(Entries taken from a collection)
## Begin
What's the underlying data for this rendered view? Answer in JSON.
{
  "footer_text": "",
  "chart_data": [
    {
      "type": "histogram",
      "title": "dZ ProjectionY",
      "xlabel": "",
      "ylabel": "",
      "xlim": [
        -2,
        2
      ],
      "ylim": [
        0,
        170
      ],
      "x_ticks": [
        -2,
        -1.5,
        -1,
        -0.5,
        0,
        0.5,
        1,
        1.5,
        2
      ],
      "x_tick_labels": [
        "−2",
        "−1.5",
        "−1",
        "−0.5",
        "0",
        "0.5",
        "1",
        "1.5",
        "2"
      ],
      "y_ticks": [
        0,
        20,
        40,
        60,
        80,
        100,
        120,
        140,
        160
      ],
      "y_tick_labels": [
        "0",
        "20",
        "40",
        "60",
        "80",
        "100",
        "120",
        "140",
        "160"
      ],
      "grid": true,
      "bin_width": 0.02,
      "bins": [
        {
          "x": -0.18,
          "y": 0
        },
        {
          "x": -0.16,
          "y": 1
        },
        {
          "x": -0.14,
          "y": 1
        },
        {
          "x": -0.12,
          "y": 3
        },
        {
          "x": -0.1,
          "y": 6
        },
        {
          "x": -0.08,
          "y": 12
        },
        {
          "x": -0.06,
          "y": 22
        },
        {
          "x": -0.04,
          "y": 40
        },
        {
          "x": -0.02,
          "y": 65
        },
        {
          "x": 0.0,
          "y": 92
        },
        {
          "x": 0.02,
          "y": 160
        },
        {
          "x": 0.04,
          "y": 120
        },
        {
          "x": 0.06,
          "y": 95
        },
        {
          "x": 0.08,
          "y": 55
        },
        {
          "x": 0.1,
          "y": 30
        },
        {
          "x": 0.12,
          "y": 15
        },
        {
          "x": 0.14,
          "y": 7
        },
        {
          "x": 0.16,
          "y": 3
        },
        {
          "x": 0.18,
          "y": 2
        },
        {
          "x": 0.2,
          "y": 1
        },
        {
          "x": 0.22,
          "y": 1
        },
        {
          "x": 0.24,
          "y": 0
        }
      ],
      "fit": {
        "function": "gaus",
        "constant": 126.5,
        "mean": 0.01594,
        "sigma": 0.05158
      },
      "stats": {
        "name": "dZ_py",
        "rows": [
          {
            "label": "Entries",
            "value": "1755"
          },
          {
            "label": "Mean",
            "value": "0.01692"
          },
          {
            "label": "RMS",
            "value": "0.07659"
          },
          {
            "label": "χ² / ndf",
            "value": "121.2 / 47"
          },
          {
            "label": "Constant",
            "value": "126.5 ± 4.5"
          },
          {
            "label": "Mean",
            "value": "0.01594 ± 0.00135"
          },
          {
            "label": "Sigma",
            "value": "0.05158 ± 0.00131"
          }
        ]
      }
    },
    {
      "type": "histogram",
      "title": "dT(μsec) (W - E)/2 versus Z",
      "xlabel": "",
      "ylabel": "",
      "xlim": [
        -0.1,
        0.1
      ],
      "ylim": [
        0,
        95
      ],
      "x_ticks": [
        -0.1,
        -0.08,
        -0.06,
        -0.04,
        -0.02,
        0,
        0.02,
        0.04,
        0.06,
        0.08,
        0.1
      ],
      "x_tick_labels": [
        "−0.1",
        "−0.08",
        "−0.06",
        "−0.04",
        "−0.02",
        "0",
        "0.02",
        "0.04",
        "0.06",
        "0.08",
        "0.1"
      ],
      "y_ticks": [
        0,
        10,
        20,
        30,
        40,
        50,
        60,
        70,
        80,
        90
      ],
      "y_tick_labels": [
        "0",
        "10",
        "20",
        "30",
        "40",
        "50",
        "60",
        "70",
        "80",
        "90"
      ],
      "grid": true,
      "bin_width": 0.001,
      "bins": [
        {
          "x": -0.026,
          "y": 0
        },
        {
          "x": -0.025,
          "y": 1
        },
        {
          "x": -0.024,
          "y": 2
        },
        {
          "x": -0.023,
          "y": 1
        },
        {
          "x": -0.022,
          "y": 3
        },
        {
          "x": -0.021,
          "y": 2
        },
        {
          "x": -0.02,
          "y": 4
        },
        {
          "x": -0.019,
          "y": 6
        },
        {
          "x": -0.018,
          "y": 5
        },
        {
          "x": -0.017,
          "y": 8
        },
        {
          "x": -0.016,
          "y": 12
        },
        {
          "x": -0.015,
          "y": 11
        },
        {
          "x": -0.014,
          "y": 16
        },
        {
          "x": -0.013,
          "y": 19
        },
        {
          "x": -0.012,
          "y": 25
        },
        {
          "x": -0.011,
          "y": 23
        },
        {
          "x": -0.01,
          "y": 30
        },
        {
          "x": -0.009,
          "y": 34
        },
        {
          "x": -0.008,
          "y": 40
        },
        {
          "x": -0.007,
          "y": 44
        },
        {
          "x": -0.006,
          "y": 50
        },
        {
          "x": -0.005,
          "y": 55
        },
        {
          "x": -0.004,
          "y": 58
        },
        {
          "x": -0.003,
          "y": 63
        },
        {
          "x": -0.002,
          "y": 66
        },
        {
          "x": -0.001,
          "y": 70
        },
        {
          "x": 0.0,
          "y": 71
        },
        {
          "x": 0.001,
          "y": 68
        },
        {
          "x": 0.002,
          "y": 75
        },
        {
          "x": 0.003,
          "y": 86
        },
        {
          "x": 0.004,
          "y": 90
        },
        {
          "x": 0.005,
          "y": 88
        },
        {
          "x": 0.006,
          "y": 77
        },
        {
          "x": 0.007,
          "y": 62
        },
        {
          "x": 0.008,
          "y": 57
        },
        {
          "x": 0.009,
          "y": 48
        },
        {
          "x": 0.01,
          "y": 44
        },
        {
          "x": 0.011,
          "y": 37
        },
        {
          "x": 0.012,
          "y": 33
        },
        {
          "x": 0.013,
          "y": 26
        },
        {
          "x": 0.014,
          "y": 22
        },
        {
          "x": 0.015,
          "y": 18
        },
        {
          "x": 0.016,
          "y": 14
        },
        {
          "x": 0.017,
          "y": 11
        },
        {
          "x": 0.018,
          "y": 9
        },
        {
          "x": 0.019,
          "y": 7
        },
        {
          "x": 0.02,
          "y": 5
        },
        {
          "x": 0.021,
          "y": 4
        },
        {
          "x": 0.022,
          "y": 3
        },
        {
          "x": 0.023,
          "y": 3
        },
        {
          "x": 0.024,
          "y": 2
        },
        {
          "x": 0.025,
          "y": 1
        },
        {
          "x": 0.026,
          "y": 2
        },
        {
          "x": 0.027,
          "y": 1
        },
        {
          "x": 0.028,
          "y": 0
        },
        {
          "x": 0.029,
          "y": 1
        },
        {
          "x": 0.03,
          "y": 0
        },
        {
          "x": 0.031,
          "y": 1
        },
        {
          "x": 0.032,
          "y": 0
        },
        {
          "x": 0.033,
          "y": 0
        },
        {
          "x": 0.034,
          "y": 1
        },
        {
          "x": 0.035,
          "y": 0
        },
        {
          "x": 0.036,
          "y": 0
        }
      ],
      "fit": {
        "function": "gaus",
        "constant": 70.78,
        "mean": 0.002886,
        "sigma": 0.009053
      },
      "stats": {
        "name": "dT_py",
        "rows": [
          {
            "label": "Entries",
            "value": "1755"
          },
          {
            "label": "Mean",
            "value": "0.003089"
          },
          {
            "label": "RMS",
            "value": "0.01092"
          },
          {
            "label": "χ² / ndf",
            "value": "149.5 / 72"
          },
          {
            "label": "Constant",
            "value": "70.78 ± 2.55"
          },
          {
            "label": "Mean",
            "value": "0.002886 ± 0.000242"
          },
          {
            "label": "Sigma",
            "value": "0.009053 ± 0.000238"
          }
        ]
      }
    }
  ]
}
## End
● **TO DO**:
Extract each record, keeping it identical to the original.

● **WRITTEN REPLY**:
What's the underlying data for this rendered view? Answer in JSON.
{
  "footer_text": "",
  "chart_data": [
    {
      "type": "histogram",
      "title": "dZ ProjectionY",
      "xlabel": "",
      "ylabel": "",
      "xlim": [
        -2,
        2
      ],
      "ylim": [
        0,
        170
      ],
      "x_ticks": [
        -2,
        -1.5,
        -1,
        -0.5,
        0,
        0.5,
        1,
        1.5,
        2
      ],
      "x_tick_labels": [
        "−2",
        "−1.5",
        "−1",
        "−0.5",
        "0",
        "0.5",
        "1",
        "1.5",
        "2"
      ],
      "y_ticks": [
        0,
        20,
        40,
        60,
        80,
        100,
        120,
        140,
        160
      ],
      "y_tick_labels": [
        "0",
        "20",
        "40",
        "60",
        "80",
        "100",
        "120",
        "140",
        "160"
      ],
      "grid": true,
      "bin_width": 0.02,
      "bins": [
        {
          "x": -0.18,
          "y": 0
        },
        {
          "x": -0.16,
          "y": 1
        },
        {
          "x": -0.14,
          "y": 1
        },
        {
          "x": -0.12,
          "y": 3
        },
        {
          "x": -0.1,
          "y": 6
        },
        {
          "x": -0.08,
          "y": 12
        },
        {
          "x": -0.06,
          "y": 22
        },
        {
          "x": -0.04,
          "y": 40
        },
        {
          "x": -0.02,
          "y": 65
        },
        {
          "x": 0.0,
          "y": 92
        },
        {
          "x": 0.02,
          "y": 160
        },
        {
          "x": 0.04,
          "y": 120
        },
        {
          "x": 0.06,
          "y": 95
        },
        {
          "x": 0.08,
          "y": 55
        },
        {
          "x": 0.1,
          "y": 30
        },
        {
          "x": 0.12,
          "y": 15
        },
        {
          "x": 0.14,
          "y": 7
        },
        {
          "x": 0.16,
          "y": 3
        },
        {
          "x": 0.18,
          "y": 2
        },
        {
          "x": 0.2,
          "y": 1
        },
        {
          "x": 0.22,
          "y": 1
        },
        {
          "x": 0.24,
          "y": 0
        }
      ],
      "fit": {
        "function": "gaus",
        "constant": 126.5,
        "mean": 0.01594,
        "sigma": 0.05158
      },
      "stats": {
        "name": "dZ_py",
        "rows": [
          {
            "label": "Entries",
            "value": "1755"
          },
          {
            "label": "Mean",
            "value": "0.01692"
          },
          {
            "label": "RMS",
            "value": "0.07659"
          },
          {
            "label": "χ² / ndf",
            "value": "121.2 / 47"
          },
          {
            "label": "Constant",
            "value": "126.5 ± 4.5"
          },
          {
            "label": "Mean",
            "value": "0.01594 ± 0.00135"
          },
          {
            "label": "Sigma",
            "value": "0.05158 ± 0.00131"
          }
        ]
      }
    },
    {
      "type": "histogram",
      "title": "dT(μsec) (W - E)/2 versus Z",
      "xlabel": "",
      "ylabel": "",
      "xlim": [
        -0.1,
        0.1
      ],
      "ylim": [
        0,
        95
      ],
      "x_ticks": [
        -0.1,
        -0.08,
        -0.06,
        -0.04,
        -0.02,
        0,
        0.02,
        0.04,
        0.06,
        0.08,
        0.1
      ],
      "x_tick_labels": [
        "−0.1",
        "−0.08",
        "−0.06",
        "−0.04",
        "−0.02",
        "0",
        "0.02",
        "0.04",
        "0.06",
        "0.08",
        "0.1"
      ],
      "y_ticks": [
        0,
        10,
        20,
        30,
        40,
        50,
        60,
        70,
        80,
        90
      ],
      "y_tick_labels": [
        "0",
        "10",
        "20",
        "30",
        "40",
        "50",
        "60",
        "70",
        "80",
        "90"
      ],
      "grid": true,
      "bin_width": 0.001,
      "bins": [
        {
          "x": -0.026,
          "y": 0
        },
        {
          "x": -0.025,
          "y": 1
        },
        {
          "x": -0.024,
          "y": 2
        },
        {
          "x": -0.023,
          "y": 1
        },
        {
          "x": -0.022,
          "y": 3
        },
        {
          "x": -0.021,
          "y": 2
        },
        {
          "x": -0.02,
          "y": 4
        },
        {
          "x": -0.019,
          "y": 6
        },
        {
          "x": -0.018,
          "y": 5
        },
        {
          "x": -0.017,
          "y": 8
        },
        {
          "x": -0.016,
          "y": 12
        },
        {
          "x": -0.015,
          "y": 11
        },
        {
          "x": -0.014,
          "y": 16
        },
        {
          "x": -0.013,
          "y": 19
        },
        {
          "x": -0.012,
          "y": 25
        },
        {
          "x": -0.011,
          "y": 23
        },
        {
          "x": -0.01,
          "y": 30
        },
        {
          "x": -0.009,
          "y": 34
        },
        {
          "x": -0.008,
          "y": 40
        },
        {
          "x": -0.007,
          "y": 44
        },
        {
          "x": -0.006,
          "y": 50
        },
        {
          "x": -0.005,
          "y": 55
        },
        {
          "x": -0.004,
          "y": 58
        },
        {
          "x": -0.003,
          "y": 63
        },
        {
          "x": -0.002,
          "y": 66
        },
        {
          "x": -0.001,
          "y": 70
        },
        {
          "x": 0.0,
          "y": 71
        },
        {
          "x": 0.001,
          "y": 68
        },
        {
          "x": 0.002,
          "y": 75
        },
        {
          "x": 0.003,
          "y": 86
        },
        {
          "x": 0.004,
          "y": 90
        },
        {
          "x": 0.005,
          "y": 88
        },
        {
          "x": 0.006,
          "y": 77
        },
        {
          "x": 0.007,
          "y": 62
        },
        {
          "x": 0.008,
          "y": 57
        },
        {
          "x": 0.009,
          "y": 48
        },
        {
          "x": 0.01,
          "y": 44
        },
        {
          "x": 0.011,
          "y": 37
        },
        {
          "x": 0.012,
          "y": 33
        },
        {
          "x": 0.013,
          "y": 26
        },
        {
          "x": 0.014,
          "y": 22
        },
        {
          "x": 0.015,
          "y": 18
        },
        {
          "x": 0.016,
          "y": 14
        },
        {
          "x": 0.017,
          "y": 11
        },
        {
          "x": 0.018,
          "y": 9
        },
        {
          "x": 0.019,
          "y": 7
        },
        {
          "x": 0.02,
          "y": 5
        },
        {
          "x": 0.021,
          "y": 4
        },
        {
          "x": 0.022,
          "y": 3
        },
        {
          "x": 0.023,
          "y": 3
        },
        {
          "x": 0.024,
          "y": 2
        },
        {
          "x": 0.025,
          "y": 1
        },
        {
          "x": 0.026,
          "y": 2
        },
        {
          "x": 0.027,
          "y": 1
        },
        {
          "x": 0.028,
          "y": 0
        },
        {
          "x": 0.029,
          "y": 1
        },
        {
          "x": 0.03,
          "y": 0
        },
        {
          "x": 0.031,
          "y": 1
        },
        {
          "x": 0.032,
          "y": 0
        },
        {
          "x": 0.033,
          "y": 0
        },
        {
          "x": 0.034,
          "y": 1
        },
        {
          "x": 0.035,
          "y": 0
        },
        {
          "x": 0.036,
          "y": 0
        }
      ],
      "fit": {
        "function": "gaus",
        "constant": 70.78,
        "mean": 0.002886,
        "sigma": 0.009053
      },
      "stats": {
        "name": "dT_py",
        "rows": [
          {
            "label": "Entries",
            "value": "1755"
          },
          {
            "label": "Mean",
            "value": "0.003089"
          },
          {
            "label": "RMS",
            "value": "0.01092"
          },
          {
            "label": "χ² / ndf",
            "value": "149.5 / 72"
          },
          {
            "label": "Constant",
            "value": "70.78 ± 2.55"
          },
          {
            "label": "Mean",
            "value": "0.002886 ± 0.000242"
          },
          {
            "label": "Sigma",
            "value": "0.009053 ± 0.000238"
          }
        ]
      }
    }
  ]
}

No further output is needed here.